Data entries:
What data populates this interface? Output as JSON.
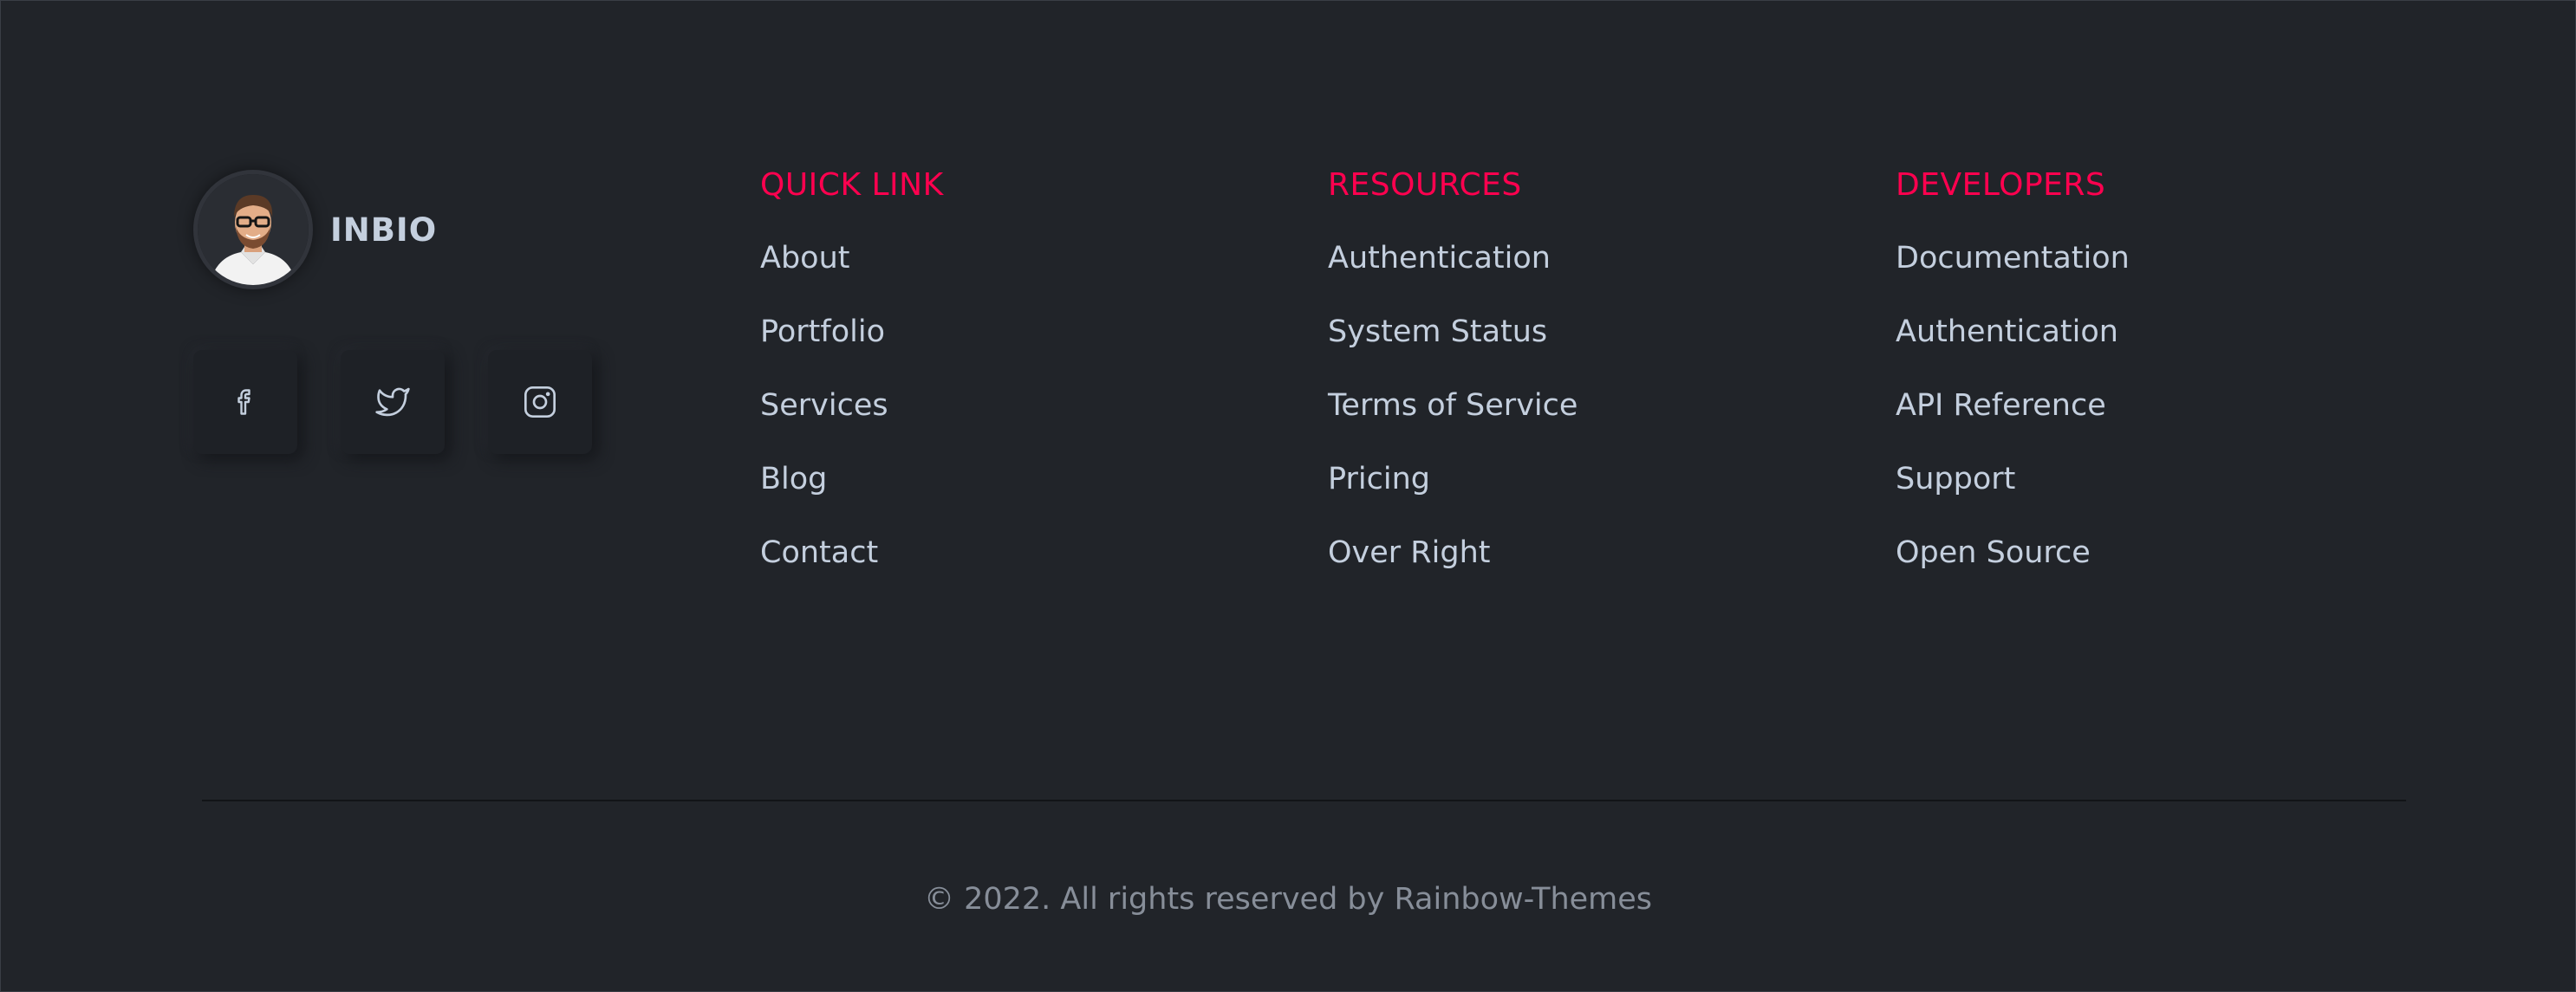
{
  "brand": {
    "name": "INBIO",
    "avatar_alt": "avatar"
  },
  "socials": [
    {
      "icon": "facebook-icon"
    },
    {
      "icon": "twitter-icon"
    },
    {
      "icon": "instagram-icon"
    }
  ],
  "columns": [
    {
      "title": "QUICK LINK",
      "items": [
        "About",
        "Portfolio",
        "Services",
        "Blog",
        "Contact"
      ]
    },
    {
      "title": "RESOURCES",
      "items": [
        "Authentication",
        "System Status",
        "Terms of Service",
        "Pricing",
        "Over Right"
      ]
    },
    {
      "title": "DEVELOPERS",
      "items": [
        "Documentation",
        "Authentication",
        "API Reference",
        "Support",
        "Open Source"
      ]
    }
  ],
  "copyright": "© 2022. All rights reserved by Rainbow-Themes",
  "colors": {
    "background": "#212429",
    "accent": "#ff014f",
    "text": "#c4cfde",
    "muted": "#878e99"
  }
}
--
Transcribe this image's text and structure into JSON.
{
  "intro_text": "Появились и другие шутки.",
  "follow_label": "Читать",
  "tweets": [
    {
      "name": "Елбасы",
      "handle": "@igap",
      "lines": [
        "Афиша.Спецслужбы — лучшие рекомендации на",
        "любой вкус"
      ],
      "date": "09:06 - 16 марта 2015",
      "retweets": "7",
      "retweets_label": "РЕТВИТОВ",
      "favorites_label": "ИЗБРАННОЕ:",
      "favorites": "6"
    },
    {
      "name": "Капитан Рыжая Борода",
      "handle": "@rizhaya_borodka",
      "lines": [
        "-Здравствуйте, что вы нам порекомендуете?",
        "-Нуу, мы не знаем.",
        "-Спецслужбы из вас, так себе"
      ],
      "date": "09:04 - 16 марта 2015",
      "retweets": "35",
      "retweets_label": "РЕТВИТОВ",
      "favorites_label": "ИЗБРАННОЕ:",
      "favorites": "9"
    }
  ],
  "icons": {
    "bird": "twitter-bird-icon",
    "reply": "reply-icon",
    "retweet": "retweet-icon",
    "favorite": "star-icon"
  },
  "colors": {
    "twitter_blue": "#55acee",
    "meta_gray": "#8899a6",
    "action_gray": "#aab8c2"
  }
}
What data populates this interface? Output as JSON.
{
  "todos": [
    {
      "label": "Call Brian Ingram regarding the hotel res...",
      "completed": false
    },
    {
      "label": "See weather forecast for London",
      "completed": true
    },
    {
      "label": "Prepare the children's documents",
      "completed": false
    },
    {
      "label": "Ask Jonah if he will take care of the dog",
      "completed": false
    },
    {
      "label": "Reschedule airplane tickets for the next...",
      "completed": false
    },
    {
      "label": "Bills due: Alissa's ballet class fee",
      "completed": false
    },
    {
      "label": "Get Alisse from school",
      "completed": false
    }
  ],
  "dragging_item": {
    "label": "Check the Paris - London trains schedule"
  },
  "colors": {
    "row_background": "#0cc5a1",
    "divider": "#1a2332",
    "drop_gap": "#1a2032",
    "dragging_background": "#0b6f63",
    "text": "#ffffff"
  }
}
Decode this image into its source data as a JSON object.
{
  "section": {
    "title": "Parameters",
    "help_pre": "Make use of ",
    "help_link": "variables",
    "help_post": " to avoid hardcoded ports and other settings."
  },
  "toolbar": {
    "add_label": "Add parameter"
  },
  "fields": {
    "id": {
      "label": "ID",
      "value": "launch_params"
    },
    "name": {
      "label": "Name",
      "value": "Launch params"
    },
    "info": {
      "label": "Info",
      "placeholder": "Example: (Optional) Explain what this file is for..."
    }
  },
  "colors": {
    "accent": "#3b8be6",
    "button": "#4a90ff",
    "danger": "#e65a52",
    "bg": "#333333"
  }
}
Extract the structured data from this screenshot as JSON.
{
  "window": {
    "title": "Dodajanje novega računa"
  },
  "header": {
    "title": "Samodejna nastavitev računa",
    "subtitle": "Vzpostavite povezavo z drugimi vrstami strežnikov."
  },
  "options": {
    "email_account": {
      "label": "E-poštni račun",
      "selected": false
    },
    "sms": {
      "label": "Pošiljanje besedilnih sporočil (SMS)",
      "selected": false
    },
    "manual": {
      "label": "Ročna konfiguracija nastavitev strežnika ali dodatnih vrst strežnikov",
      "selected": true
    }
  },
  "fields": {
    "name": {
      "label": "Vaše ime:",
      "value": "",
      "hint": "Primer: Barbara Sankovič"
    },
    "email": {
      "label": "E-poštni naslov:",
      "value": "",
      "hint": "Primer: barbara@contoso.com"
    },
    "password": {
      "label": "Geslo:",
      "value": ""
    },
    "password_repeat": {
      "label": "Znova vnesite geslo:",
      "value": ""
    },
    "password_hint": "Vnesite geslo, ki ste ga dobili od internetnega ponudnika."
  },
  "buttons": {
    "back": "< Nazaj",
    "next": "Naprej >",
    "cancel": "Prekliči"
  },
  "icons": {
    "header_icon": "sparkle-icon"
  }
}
--
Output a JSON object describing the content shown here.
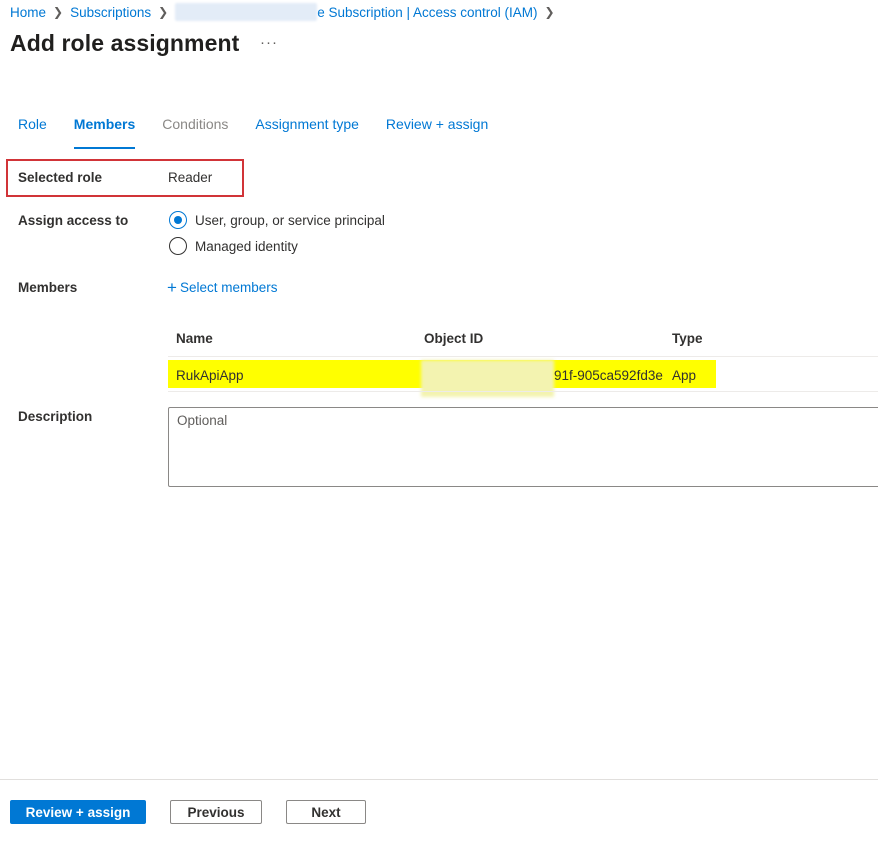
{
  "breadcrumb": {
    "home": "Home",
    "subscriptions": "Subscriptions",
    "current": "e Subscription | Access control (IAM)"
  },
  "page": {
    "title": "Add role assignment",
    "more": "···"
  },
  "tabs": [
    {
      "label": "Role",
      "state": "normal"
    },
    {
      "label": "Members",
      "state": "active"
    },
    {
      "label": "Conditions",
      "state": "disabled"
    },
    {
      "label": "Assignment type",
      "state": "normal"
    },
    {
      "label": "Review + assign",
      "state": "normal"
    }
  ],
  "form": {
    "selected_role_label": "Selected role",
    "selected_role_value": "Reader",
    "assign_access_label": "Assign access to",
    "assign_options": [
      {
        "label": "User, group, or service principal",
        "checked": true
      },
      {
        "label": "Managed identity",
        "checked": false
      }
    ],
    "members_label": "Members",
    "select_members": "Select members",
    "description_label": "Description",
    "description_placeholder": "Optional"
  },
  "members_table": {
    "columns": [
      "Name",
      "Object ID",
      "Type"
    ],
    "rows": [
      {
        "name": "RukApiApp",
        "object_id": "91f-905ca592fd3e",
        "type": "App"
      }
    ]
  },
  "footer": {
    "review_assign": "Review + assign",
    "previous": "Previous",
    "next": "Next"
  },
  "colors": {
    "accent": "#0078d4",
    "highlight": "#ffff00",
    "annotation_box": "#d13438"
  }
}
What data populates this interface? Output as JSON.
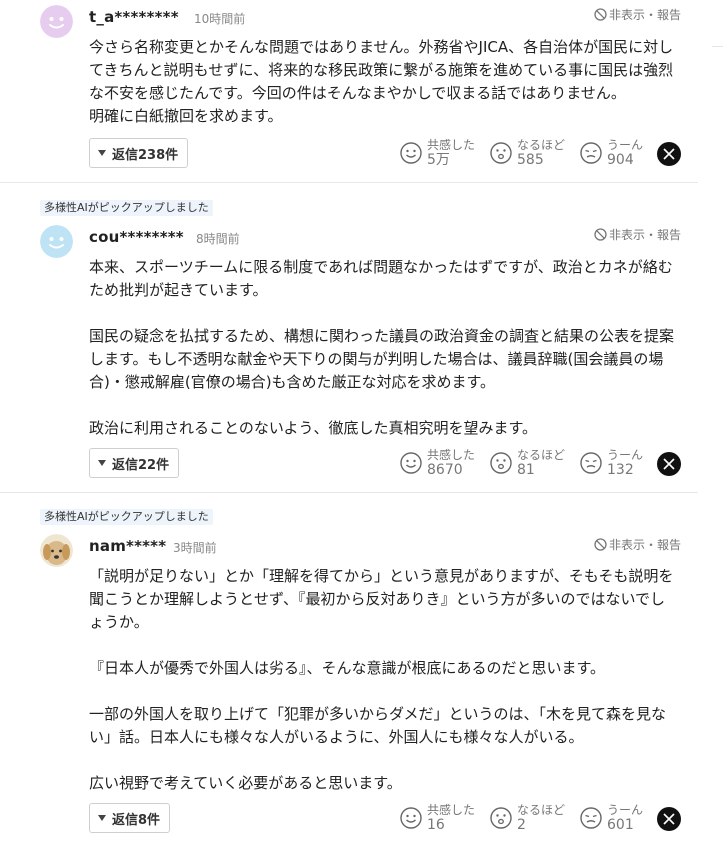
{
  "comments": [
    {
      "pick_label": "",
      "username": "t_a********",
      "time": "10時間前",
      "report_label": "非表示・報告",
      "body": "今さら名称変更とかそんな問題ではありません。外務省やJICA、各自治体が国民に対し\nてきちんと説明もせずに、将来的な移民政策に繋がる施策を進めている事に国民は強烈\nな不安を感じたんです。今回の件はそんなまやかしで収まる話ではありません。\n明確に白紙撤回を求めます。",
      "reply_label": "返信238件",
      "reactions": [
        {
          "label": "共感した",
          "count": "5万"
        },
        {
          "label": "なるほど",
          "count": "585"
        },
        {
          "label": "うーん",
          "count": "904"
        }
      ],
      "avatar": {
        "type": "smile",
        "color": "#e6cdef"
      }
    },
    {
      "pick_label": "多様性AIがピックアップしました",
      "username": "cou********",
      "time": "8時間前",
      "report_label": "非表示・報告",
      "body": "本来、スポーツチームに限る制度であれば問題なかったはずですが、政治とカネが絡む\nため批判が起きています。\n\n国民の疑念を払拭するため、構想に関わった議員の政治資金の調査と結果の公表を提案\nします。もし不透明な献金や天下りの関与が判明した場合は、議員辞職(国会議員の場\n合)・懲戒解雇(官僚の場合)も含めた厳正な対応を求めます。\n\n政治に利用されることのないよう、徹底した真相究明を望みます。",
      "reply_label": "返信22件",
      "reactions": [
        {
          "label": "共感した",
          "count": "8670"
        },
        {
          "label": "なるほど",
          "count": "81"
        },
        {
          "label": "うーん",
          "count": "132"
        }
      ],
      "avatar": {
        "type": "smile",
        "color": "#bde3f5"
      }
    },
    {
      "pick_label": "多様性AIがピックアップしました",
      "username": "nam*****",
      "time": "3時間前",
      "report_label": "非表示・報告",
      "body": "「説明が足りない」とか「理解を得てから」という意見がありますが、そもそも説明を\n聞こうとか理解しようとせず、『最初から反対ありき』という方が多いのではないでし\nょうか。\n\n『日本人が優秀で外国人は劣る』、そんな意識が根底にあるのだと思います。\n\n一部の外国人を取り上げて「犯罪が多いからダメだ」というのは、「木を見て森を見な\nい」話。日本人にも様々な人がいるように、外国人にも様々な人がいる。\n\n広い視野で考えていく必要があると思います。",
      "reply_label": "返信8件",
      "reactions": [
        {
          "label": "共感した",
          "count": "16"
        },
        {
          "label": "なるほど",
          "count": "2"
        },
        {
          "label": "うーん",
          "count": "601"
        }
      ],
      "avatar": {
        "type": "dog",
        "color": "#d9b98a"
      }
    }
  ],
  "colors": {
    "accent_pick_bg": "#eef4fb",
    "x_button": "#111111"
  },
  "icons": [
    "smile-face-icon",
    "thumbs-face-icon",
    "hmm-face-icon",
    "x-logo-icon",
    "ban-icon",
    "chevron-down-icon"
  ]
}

Short problem: Search the entries for "nastavitev" and copy out each line that has it.

Task solution:
    "title": "Samodejna nastavitev računa",
      "label": "Ročna konfiguracija nastavitev strežnika ali dodatnih vrst strežnikov",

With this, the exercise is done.